Task requirements =
Only a number is wanted: how many lines in the listing contain the word "ЗАСТРАШЕНИ"?

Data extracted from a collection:
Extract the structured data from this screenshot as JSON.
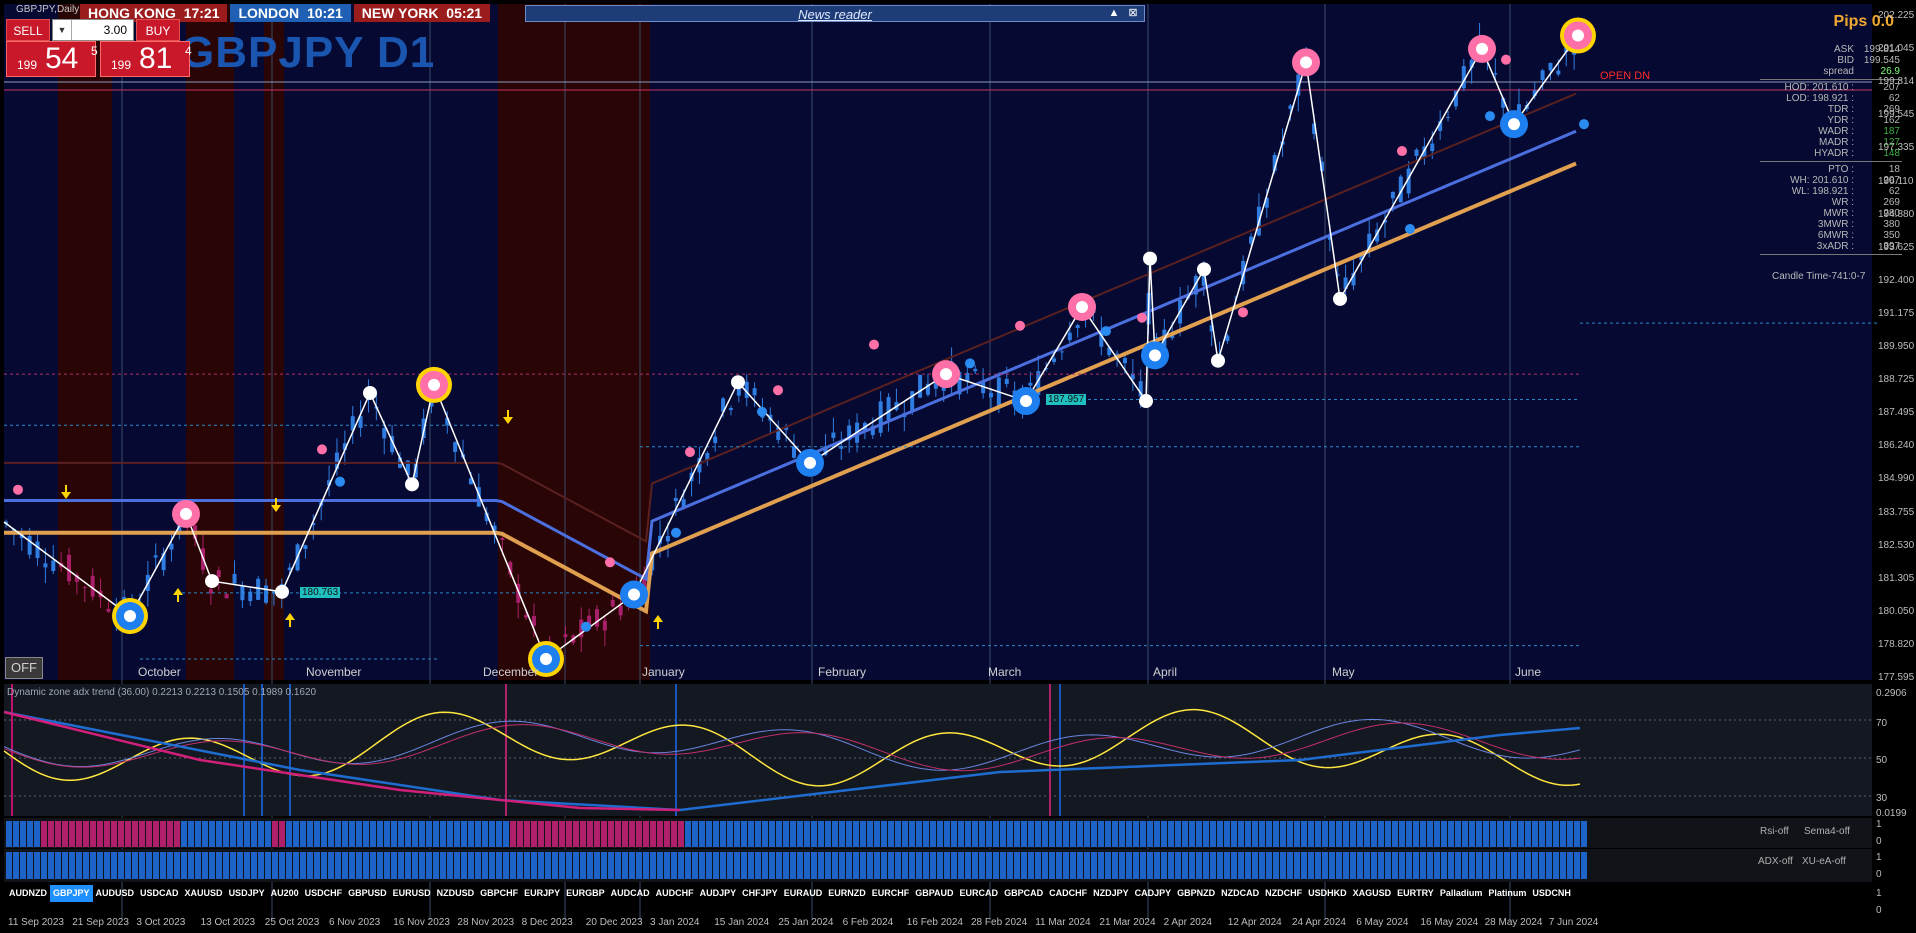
{
  "window": {
    "symbol_label": "GBPJPY,Daily",
    "big_symbol": "GBPJPY D1"
  },
  "sessions": [
    {
      "city": "HONG KONG",
      "time": "17:21"
    },
    {
      "city": "LONDON",
      "time": "10:21"
    },
    {
      "city": "NEW YORK",
      "time": "05:21"
    }
  ],
  "news_reader": {
    "title": "News reader",
    "minimize_glyph": "▲",
    "close_glyph": "⊠"
  },
  "trade_panel": {
    "sell_label": "SELL",
    "buy_label": "BUY",
    "lot": "3.00",
    "sell_price": {
      "small": "199",
      "big": "54",
      "sup": "5"
    },
    "buy_price": {
      "small": "199",
      "big": "81",
      "sup": "4"
    }
  },
  "off_button": "OFF",
  "pips_label": "Pips 0.0",
  "open_label": "OPEN DN",
  "stats": [
    {
      "k": "ASK",
      "v": "199.814"
    },
    {
      "k": "BID",
      "v": "199.545"
    },
    {
      "k": "spread",
      "v": "26.9"
    },
    {
      "k": "HOD: 201.610 :",
      "v": "207"
    },
    {
      "k": "LOD: 198.921 :",
      "v": "62"
    },
    {
      "k": "TDR :",
      "v": "269"
    },
    {
      "k": "YDR :",
      "v": "162"
    },
    {
      "k": "WADR :",
      "v": "187"
    },
    {
      "k": "MADR :",
      "v": "127"
    },
    {
      "k": "HYADR :",
      "v": "148"
    },
    {
      "k": "PTO :",
      "v": "18"
    },
    {
      "k": "WH: 201.610 :",
      "v": "207"
    },
    {
      "k": "WL: 198.921 :",
      "v": "62"
    },
    {
      "k": "WR :",
      "v": "269"
    },
    {
      "k": "MWR :",
      "v": "280"
    },
    {
      "k": "3MWR :",
      "v": "380"
    },
    {
      "k": "6MWR :",
      "v": "350"
    },
    {
      "k": "3xADR :",
      "v": "397"
    }
  ],
  "candle_time": "Candle Time-741:0-7",
  "price_axis": [
    "202.225",
    "201.045",
    "199.814",
    "199.545",
    "197.335",
    "196.110",
    "194.880",
    "193.625",
    "192.400",
    "191.175",
    "189.950",
    "188.725",
    "187.495",
    "186.240",
    "184.990",
    "183.755",
    "182.530",
    "181.305",
    "180.050",
    "178.820",
    "177.595"
  ],
  "month_labels": [
    "October",
    "November",
    "December",
    "January",
    "February",
    "March",
    "April",
    "May",
    "June"
  ],
  "level_labels": [
    "180.763",
    "187.957"
  ],
  "indicator": {
    "label": "Dynamic zone adx trend (36.00) 0.2213 0.2213 0.1505 0.1989 0.1620",
    "axis": [
      "0.2906",
      "70",
      "50",
      "30",
      "0.0199"
    ]
  },
  "lower_panels": {
    "rsi_off": "Rsi-off",
    "sema_off": "Sema4-off",
    "adx_off": "ADX-off",
    "xu_off": "XU-eA-off",
    "axis": [
      "1",
      "0",
      "1",
      "0",
      "1",
      "0"
    ]
  },
  "symbol_bar": [
    "AUDNZD",
    "GBPJPY",
    "AUDUSD",
    "USDCAD",
    "XAUUSD",
    "USDJPY",
    "AU200",
    "USDCHF",
    "GBPUSD",
    "EURUSD",
    "NZDUSD",
    "GBPCHF",
    "EURJPY",
    "EURGBP",
    "AUDCAD",
    "AUDCHF",
    "AUDJPY",
    "CHFJPY",
    "EURAUD",
    "EURNZD",
    "EURCHF",
    "GBPAUD",
    "EURCAD",
    "GBPCAD",
    "CADCHF",
    "NZDJPY",
    "CADJPY",
    "GBPNZD",
    "NZDCAD",
    "NZDCHF",
    "USDHKD",
    "XAGUSD",
    "EURTRY",
    "Palladium",
    "Platinum",
    "USDCNH"
  ],
  "active_symbol": "GBPJPY",
  "date_axis": [
    "11 Sep 2023",
    "21 Sep 2023",
    "3 Oct 2023",
    "13 Oct 2023",
    "25 Oct 2023",
    "6 Nov 2023",
    "16 Nov 2023",
    "28 Nov 2023",
    "8 Dec 2023",
    "20 Dec 2023",
    "3 Jan 2024",
    "15 Jan 2024",
    "25 Jan 2024",
    "6 Feb 2024",
    "16 Feb 2024",
    "28 Feb 2024",
    "11 Mar 2024",
    "21 Mar 2024",
    "2 Apr 2024",
    "12 Apr 2024",
    "24 Apr 2024",
    "6 May 2024",
    "16 May 2024",
    "28 May 2024",
    "7 Jun 2024"
  ],
  "chart_data": {
    "type": "line",
    "series": [
      {
        "name": "zigzag",
        "values": [
          183.4,
          179.9,
          183.7,
          181.2,
          180.8,
          188.2,
          184.8,
          188.5,
          178.3,
          180.7,
          188.6,
          185.6,
          188.9,
          187.9,
          191.4,
          187.9,
          193.2,
          189.6,
          192.8,
          189.4,
          200.5,
          191.7,
          201.0,
          198.2,
          201.5
        ]
      }
    ],
    "ylim": [
      177.595,
      202.225
    ]
  },
  "colors": {
    "bg": "#060a32",
    "bear_zone": "#2a0505",
    "candle_up": "#2f7de0",
    "candle_down": "#a8206a",
    "ma_gold": "#e0a050",
    "ma_blue": "#4c6fe0",
    "pink": "#ff6fa8",
    "yellow_ring": "#ffd400",
    "rsi_yellow": "#ffe640"
  }
}
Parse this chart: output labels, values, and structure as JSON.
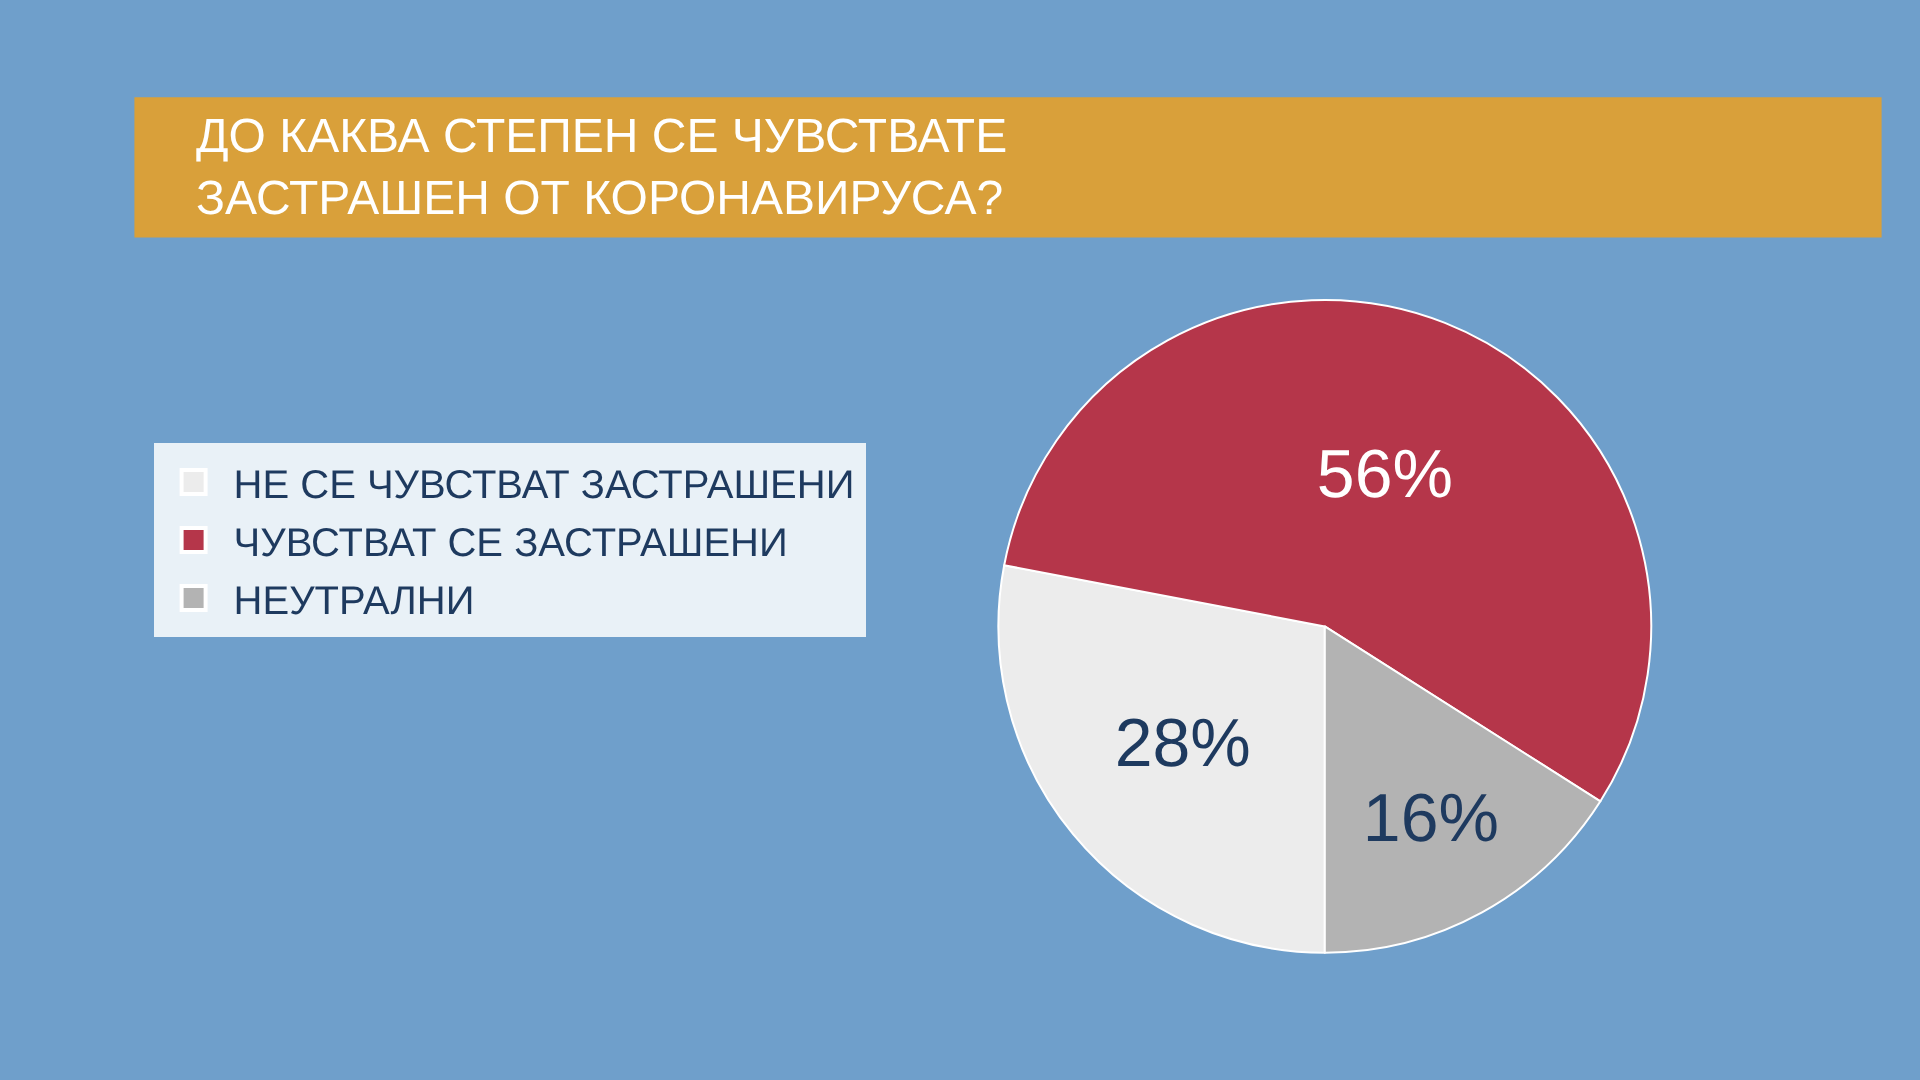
{
  "chart_data": {
    "type": "pie",
    "title": "ДО КАКВА СТЕПЕН СЕ ЧУВСТВАТЕ\nЗАСТРАШЕН ОТ КОРОНАВИРУСА?",
    "categories": [
      "НЕ СЕ ЧУВСТВАТ ЗАСТРАШЕНИ",
      "ЧУВСТВАТ СЕ ЗАСТРАШЕНИ",
      "НЕУТРАЛНИ"
    ],
    "values": [
      28,
      56,
      16
    ],
    "colors": [
      "#ececec",
      "#b5364a",
      "#b3b3b3"
    ],
    "value_labels": [
      "28%",
      "56%",
      "16%"
    ],
    "legend": "left"
  }
}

Task solution =
2